Your instructions: Please give the count of lines holding the string "year" and nothing besides.

<<<<

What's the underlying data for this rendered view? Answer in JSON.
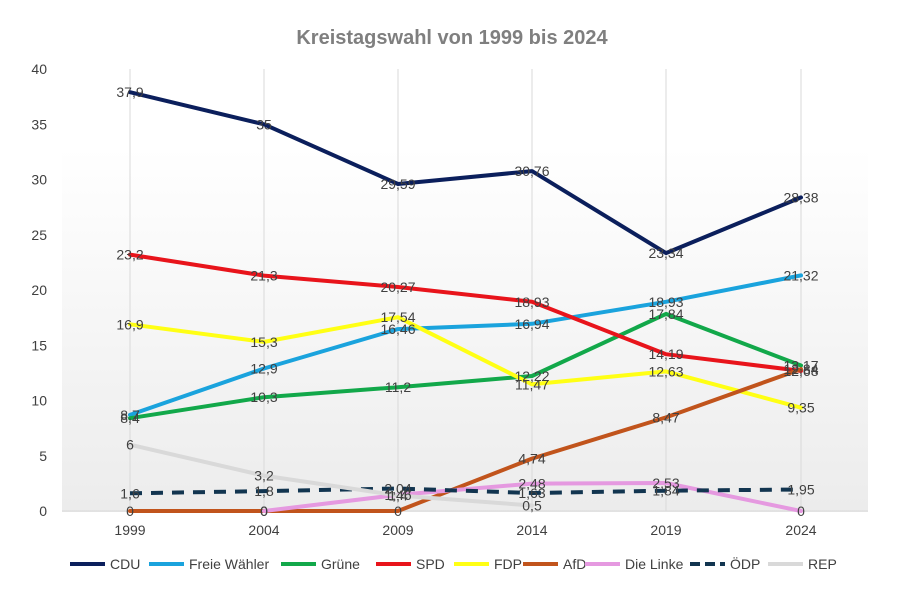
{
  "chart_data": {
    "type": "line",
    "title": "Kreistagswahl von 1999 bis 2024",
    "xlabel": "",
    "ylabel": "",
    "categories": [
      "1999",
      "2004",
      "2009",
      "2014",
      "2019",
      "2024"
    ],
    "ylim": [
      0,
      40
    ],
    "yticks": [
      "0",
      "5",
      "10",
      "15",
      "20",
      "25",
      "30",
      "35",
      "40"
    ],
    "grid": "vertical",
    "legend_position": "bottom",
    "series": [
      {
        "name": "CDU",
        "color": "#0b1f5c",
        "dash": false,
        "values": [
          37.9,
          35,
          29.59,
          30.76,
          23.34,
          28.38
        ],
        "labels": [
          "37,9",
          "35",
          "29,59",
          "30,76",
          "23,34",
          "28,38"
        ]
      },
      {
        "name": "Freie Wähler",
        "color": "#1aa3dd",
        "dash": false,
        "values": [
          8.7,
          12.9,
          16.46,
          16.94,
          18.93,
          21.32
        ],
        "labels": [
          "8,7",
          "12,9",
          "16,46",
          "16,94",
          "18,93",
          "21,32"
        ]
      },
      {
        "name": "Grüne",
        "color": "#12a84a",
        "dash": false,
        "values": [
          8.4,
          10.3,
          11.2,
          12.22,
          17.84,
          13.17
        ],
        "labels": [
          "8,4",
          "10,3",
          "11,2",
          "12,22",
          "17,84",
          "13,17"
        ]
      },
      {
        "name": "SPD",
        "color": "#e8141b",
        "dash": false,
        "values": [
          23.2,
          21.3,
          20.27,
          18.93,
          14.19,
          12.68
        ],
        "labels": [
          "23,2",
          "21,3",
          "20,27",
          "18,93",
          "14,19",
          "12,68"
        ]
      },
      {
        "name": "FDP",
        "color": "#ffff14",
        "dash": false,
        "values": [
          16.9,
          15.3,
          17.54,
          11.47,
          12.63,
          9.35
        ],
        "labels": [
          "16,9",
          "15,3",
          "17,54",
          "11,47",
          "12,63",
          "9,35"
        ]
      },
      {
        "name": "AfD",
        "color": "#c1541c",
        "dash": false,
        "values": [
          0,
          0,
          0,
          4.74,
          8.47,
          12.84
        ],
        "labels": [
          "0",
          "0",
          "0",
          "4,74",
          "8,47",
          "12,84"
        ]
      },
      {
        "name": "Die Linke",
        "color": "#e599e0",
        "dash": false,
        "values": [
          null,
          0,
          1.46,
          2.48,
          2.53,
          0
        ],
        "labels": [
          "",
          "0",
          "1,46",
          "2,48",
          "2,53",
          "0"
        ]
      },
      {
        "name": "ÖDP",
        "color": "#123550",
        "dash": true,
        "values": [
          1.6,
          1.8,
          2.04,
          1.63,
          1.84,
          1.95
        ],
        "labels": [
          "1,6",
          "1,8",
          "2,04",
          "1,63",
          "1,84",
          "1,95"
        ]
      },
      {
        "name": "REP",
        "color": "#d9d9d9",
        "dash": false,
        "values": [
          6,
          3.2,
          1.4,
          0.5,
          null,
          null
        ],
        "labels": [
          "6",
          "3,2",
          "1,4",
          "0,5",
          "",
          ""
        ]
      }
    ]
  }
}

>>>>
<<<<

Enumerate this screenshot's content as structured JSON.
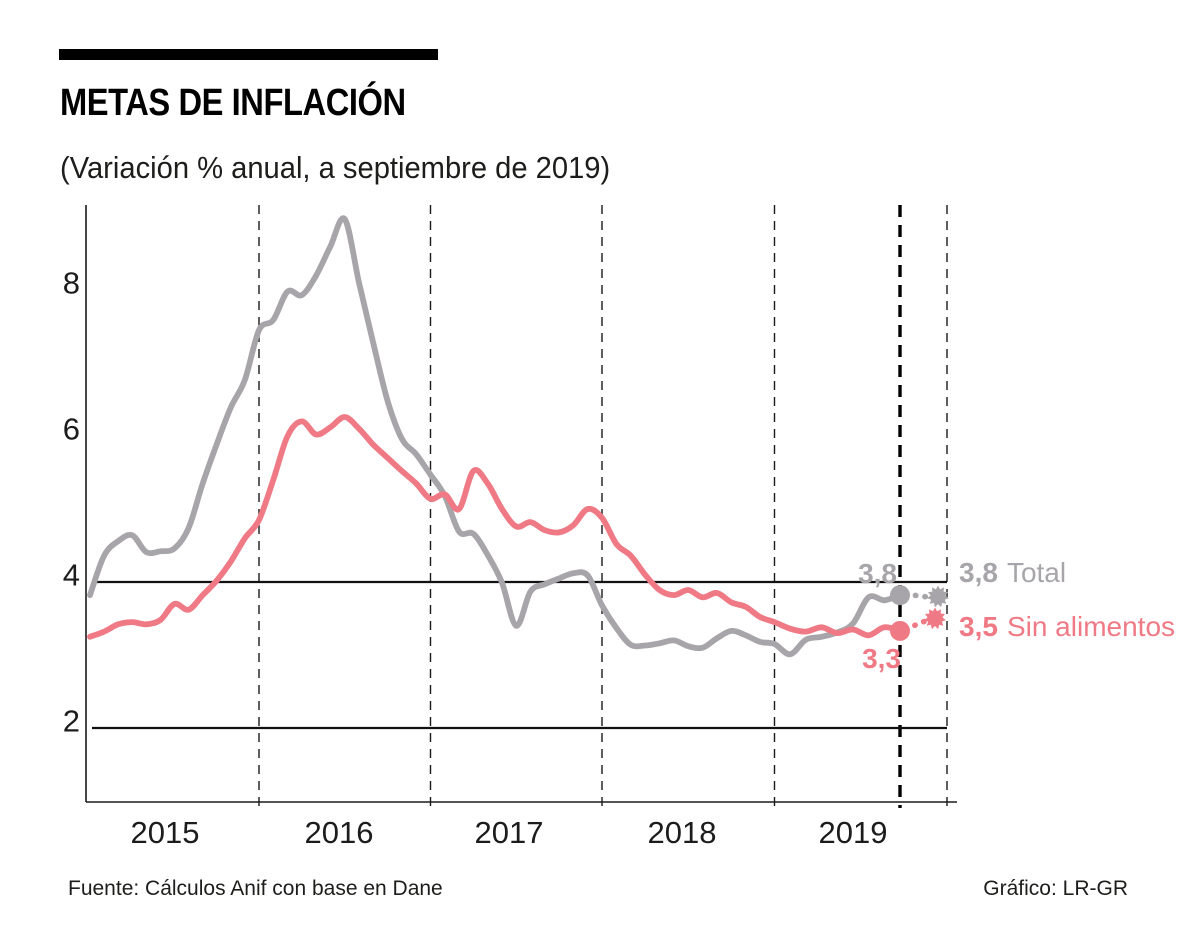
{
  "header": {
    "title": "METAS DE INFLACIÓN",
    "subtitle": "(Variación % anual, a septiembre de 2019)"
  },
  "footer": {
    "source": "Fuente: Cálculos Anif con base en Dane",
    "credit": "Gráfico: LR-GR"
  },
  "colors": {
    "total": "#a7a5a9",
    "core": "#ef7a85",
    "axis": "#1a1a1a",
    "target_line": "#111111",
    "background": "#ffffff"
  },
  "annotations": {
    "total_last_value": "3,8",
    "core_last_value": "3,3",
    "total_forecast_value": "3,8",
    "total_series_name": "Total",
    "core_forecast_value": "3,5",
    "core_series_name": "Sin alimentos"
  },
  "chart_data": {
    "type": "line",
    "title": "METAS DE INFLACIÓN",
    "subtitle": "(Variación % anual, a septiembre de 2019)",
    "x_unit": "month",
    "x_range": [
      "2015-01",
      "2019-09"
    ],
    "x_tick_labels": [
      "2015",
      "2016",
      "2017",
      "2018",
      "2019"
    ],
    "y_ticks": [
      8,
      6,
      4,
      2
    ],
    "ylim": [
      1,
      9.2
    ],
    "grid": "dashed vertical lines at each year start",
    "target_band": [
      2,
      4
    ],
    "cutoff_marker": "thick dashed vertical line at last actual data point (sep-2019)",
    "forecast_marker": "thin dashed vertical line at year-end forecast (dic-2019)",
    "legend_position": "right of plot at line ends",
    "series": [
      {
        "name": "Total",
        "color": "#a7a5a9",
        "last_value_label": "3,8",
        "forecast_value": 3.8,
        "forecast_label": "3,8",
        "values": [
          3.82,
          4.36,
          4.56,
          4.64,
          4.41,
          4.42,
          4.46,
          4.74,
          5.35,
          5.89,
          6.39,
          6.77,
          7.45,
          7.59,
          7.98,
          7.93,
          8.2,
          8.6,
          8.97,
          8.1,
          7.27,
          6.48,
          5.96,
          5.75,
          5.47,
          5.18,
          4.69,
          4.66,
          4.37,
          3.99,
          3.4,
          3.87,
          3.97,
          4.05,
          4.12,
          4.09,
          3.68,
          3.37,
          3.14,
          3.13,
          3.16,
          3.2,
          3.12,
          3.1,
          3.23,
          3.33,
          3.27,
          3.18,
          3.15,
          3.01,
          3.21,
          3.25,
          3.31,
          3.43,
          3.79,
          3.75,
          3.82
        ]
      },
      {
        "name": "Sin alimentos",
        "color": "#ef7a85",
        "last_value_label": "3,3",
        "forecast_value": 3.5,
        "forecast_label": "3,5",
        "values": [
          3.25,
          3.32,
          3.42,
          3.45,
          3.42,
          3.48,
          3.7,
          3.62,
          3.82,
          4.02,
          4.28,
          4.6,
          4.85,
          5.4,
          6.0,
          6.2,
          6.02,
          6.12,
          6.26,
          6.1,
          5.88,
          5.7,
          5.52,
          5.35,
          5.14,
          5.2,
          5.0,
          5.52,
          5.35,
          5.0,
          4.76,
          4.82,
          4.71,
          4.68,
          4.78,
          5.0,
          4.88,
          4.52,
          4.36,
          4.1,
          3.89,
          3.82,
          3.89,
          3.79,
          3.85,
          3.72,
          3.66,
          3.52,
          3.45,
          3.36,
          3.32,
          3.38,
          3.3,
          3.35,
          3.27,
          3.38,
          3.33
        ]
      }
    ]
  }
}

>>>>

Completed task: 2